• [INFORMATION GIVEN]:
— begin —

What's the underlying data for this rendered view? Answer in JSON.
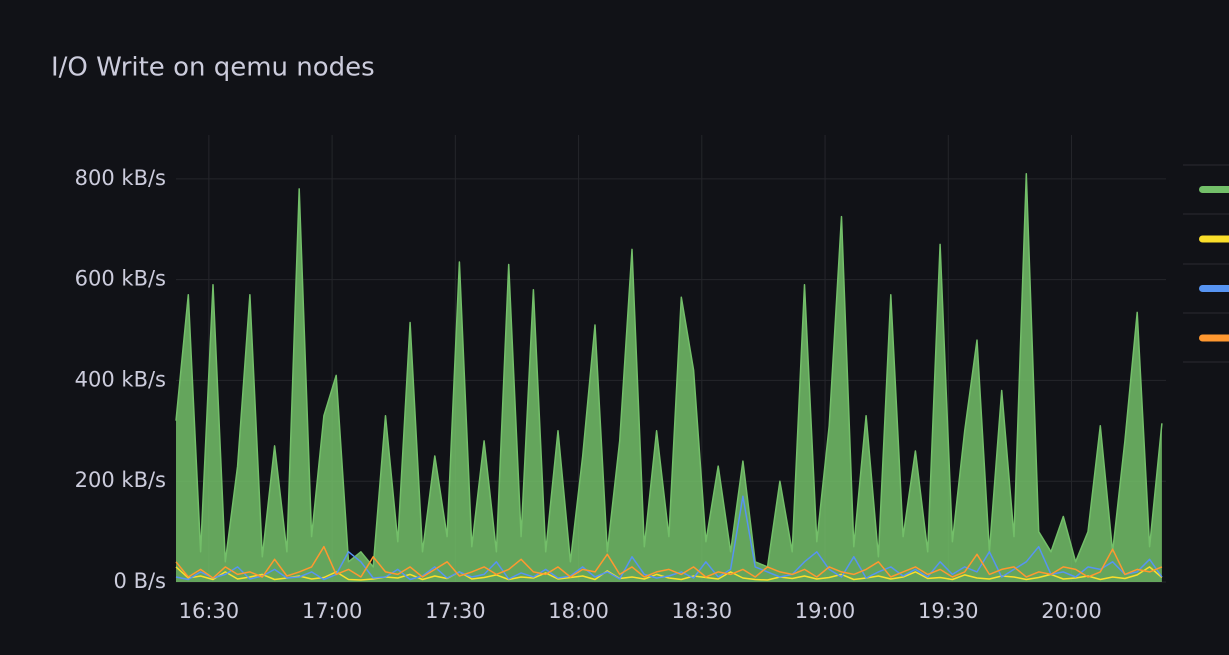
{
  "chart_data": {
    "type": "line",
    "title": "I/O Write on qemu nodes",
    "x": [
      "16:22",
      "16:25",
      "16:28",
      "16:31",
      "16:34",
      "16:37",
      "16:40",
      "16:43",
      "16:46",
      "16:49",
      "16:52",
      "16:55",
      "16:58",
      "17:01",
      "17:04",
      "17:07",
      "17:10",
      "17:13",
      "17:16",
      "17:19",
      "17:22",
      "17:25",
      "17:28",
      "17:31",
      "17:34",
      "17:37",
      "17:40",
      "17:43",
      "17:46",
      "17:49",
      "17:52",
      "17:55",
      "17:58",
      "18:01",
      "18:04",
      "18:07",
      "18:10",
      "18:13",
      "18:16",
      "18:19",
      "18:22",
      "18:25",
      "18:28",
      "18:31",
      "18:34",
      "18:37",
      "18:40",
      "18:43",
      "18:46",
      "18:49",
      "18:52",
      "18:55",
      "18:58",
      "19:01",
      "19:04",
      "19:07",
      "19:10",
      "19:13",
      "19:16",
      "19:19",
      "19:22",
      "19:25",
      "19:28",
      "19:31",
      "19:34",
      "19:37",
      "19:40",
      "19:43",
      "19:46",
      "19:49",
      "19:52",
      "19:55",
      "19:58",
      "20:01",
      "20:04",
      "20:07",
      "20:10",
      "20:13",
      "20:16",
      "20:19",
      "20:22"
    ],
    "series": [
      {
        "color": "#73bf69",
        "fill_opacity": 0.85,
        "values": [
          320,
          570,
          60,
          590,
          40,
          230,
          570,
          50,
          270,
          60,
          780,
          90,
          330,
          410,
          40,
          60,
          30,
          330,
          80,
          515,
          60,
          250,
          90,
          635,
          70,
          280,
          60,
          630,
          90,
          580,
          60,
          300,
          40,
          250,
          510,
          60,
          280,
          660,
          70,
          300,
          90,
          565,
          420,
          80,
          230,
          60,
          240,
          40,
          30,
          200,
          60,
          590,
          80,
          310,
          725,
          70,
          330,
          50,
          570,
          90,
          260,
          60,
          670,
          80,
          300,
          480,
          60,
          380,
          90,
          810,
          100,
          60,
          130,
          40,
          100,
          310,
          60,
          280,
          535,
          70,
          315
        ]
      },
      {
        "color": "#fade2a",
        "values": [
          30,
          8,
          12,
          5,
          20,
          6,
          10,
          15,
          5,
          8,
          12,
          6,
          9,
          20,
          5,
          4,
          6,
          10,
          8,
          15,
          5,
          12,
          7,
          20,
          6,
          9,
          14,
          5,
          10,
          8,
          18,
          6,
          9,
          12,
          5,
          22,
          7,
          10,
          6,
          15,
          8,
          5,
          12,
          9,
          6,
          20,
          8,
          5,
          4,
          10,
          7,
          12,
          6,
          9,
          15,
          5,
          8,
          12,
          6,
          10,
          20,
          7,
          9,
          5,
          14,
          8,
          6,
          12,
          10,
          5,
          9,
          15,
          6,
          8,
          12,
          5,
          10,
          7,
          14,
          30,
          9
        ]
      },
      {
        "color": "#5794f2",
        "values": [
          10,
          5,
          20,
          8,
          15,
          30,
          6,
          12,
          25,
          8,
          10,
          20,
          5,
          15,
          60,
          40,
          8,
          10,
          25,
          5,
          12,
          30,
          8,
          20,
          10,
          15,
          40,
          6,
          18,
          10,
          25,
          8,
          12,
          30,
          10,
          20,
          6,
          50,
          15,
          8,
          12,
          20,
          8,
          40,
          10,
          25,
          170,
          30,
          20,
          10,
          15,
          40,
          60,
          25,
          10,
          50,
          8,
          20,
          30,
          12,
          25,
          10,
          40,
          15,
          30,
          20,
          60,
          10,
          25,
          40,
          70,
          15,
          20,
          10,
          30,
          25,
          40,
          15,
          20,
          45,
          10
        ]
      },
      {
        "color": "#ff9830",
        "values": [
          40,
          10,
          25,
          8,
          30,
          15,
          20,
          10,
          45,
          12,
          20,
          30,
          70,
          15,
          25,
          10,
          50,
          20,
          15,
          30,
          10,
          25,
          40,
          12,
          20,
          30,
          15,
          25,
          45,
          20,
          15,
          30,
          10,
          25,
          20,
          55,
          15,
          30,
          10,
          20,
          25,
          15,
          30,
          10,
          20,
          15,
          25,
          10,
          30,
          20,
          15,
          25,
          10,
          30,
          20,
          15,
          25,
          40,
          10,
          20,
          30,
          15,
          25,
          10,
          20,
          55,
          15,
          25,
          30,
          10,
          20,
          15,
          30,
          25,
          10,
          20,
          65,
          15,
          25,
          20,
          30
        ]
      }
    ],
    "xlim": [
      "16:22",
      "20:23"
    ],
    "xticks": [
      "16:30",
      "17:00",
      "17:30",
      "18:00",
      "18:30",
      "19:00",
      "19:30",
      "20:00"
    ],
    "ylim": [
      0,
      887
    ],
    "yticks": [
      {
        "value": 0,
        "label": "0 B/s"
      },
      {
        "value": 200,
        "label": "200 kB/s"
      },
      {
        "value": 400,
        "label": "400 kB/s"
      },
      {
        "value": 600,
        "label": "600 kB/s"
      },
      {
        "value": 800,
        "label": "800 kB/s"
      }
    ],
    "grid": true
  }
}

— end —

• [INSTRUCTIONS FOR THE TASK]: Within the data above, pick out all lines holding the word "color".

• [RESULT OF THIS EXERCISE]:
        "color": "#73bf69",
        "color": "#fade2a",
        "color": "#5794f2",
        "color": "#ff9830",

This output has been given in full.